## Begin Entries
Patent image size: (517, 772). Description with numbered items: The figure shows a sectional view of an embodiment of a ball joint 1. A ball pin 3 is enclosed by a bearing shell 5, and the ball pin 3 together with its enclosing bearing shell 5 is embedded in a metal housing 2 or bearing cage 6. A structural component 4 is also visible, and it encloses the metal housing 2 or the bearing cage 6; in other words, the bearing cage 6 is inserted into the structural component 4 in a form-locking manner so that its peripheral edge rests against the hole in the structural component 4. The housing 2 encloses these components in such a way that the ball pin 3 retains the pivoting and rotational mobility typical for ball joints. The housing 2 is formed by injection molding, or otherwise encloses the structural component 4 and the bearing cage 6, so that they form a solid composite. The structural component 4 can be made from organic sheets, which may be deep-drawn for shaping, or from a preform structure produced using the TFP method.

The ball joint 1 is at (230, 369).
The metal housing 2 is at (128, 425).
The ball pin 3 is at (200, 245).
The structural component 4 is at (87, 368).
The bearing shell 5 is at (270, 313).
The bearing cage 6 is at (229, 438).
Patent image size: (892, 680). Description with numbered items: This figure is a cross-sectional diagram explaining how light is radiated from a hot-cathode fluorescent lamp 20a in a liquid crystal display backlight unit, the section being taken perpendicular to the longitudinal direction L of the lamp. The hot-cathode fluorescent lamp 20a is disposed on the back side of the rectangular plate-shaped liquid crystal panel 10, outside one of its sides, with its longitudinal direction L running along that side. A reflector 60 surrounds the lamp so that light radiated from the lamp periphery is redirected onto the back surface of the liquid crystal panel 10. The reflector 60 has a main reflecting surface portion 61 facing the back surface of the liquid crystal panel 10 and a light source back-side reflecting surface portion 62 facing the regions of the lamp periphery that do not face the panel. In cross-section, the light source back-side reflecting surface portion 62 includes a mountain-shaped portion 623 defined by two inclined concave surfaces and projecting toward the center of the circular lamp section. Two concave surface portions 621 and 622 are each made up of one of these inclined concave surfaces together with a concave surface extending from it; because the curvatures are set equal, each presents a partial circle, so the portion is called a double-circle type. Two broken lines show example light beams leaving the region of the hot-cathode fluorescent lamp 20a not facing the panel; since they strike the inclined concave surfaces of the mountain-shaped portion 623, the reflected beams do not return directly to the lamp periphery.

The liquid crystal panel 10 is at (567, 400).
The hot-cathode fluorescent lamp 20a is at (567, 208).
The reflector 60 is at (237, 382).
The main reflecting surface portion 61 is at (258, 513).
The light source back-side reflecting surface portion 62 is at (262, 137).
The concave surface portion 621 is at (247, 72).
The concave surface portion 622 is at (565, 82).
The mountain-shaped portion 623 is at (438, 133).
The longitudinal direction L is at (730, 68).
## End Entries
§ Instructions to follow:
Write out all of the material above again, word for word and line for line.

§ Finished exercise:
Patent image size: (517, 772). Description with numbered items: The figure shows a sectional view of an embodiment of a ball joint 1. A ball pin 3 is enclosed by a bearing shell 5, and the ball pin 3 together with its enclosing bearing shell 5 is embedded in a metal housing 2 or bearing cage 6. A structural component 4 is also visible, and it encloses the metal housing 2 or the bearing cage 6; in other words, the bearing cage 6 is inserted into the structural component 4 in a form-locking manner so that its peripheral edge rests against the hole in the structural component 4. The housing 2 encloses these components in such a way that the ball pin 3 retains the pivoting and rotational mobility typical for ball joints. The housing 2 is formed by injection molding, or otherwise encloses the structural component 4 and the bearing cage 6, so that they form a solid composite. The structural component 4 can be made from organic sheets, which may be deep-drawn for shaping, or from a preform structure produced using the TFP method.

The ball joint 1 is at (230, 369).
The metal housing 2 is at (128, 425).
The ball pin 3 is at (200, 245).
The structural component 4 is at (87, 368).
The bearing shell 5 is at (270, 313).
The bearing cage 6 is at (229, 438).
Patent image size: (892, 680). Description with numbered items: This figure is a cross-sectional diagram explaining how light is radiated from a hot-cathode fluorescent lamp 20a in a liquid crystal display backlight unit, the section being taken perpendicular to the longitudinal direction L of the lamp. The hot-cathode fluorescent lamp 20a is disposed on the back side of the rectangular plate-shaped liquid crystal panel 10, outside one of its sides, with its longitudinal direction L running along that side. A reflector 60 surrounds the lamp so that light radiated from the lamp periphery is redirected onto the back surface of the liquid crystal panel 10. The reflector 60 has a main reflecting surface portion 61 facing the back surface of the liquid crystal panel 10 and a light source back-side reflecting surface portion 62 facing the regions of the lamp periphery that do not face the panel. In cross-section, the light source back-side reflecting surface portion 62 includes a mountain-shaped portion 623 defined by two inclined concave surfaces and projecting toward the center of the circular lamp section. Two concave surface portions 621 and 622 are each made up of one of these inclined concave surfaces together with a concave surface extending from it; because the curvatures are set equal, each presents a partial circle, so the portion is called a double-circle type. Two broken lines show example light beams leaving the region of the hot-cathode fluorescent lamp 20a not facing the panel; since they strike the inclined concave surfaces of the mountain-shaped portion 623, the reflected beams do not return directly to the lamp periphery.

The liquid crystal panel 10 is at (567, 400).
The hot-cathode fluorescent lamp 20a is at (567, 208).
The reflector 60 is at (237, 382).
The main reflecting surface portion 61 is at (258, 513).
The light source back-side reflecting surface portion 62 is at (262, 137).
The concave surface portion 621 is at (247, 72).
The concave surface portion 622 is at (565, 82).
The mountain-shaped portion 623 is at (438, 133).
The longitudinal direction L is at (730, 68).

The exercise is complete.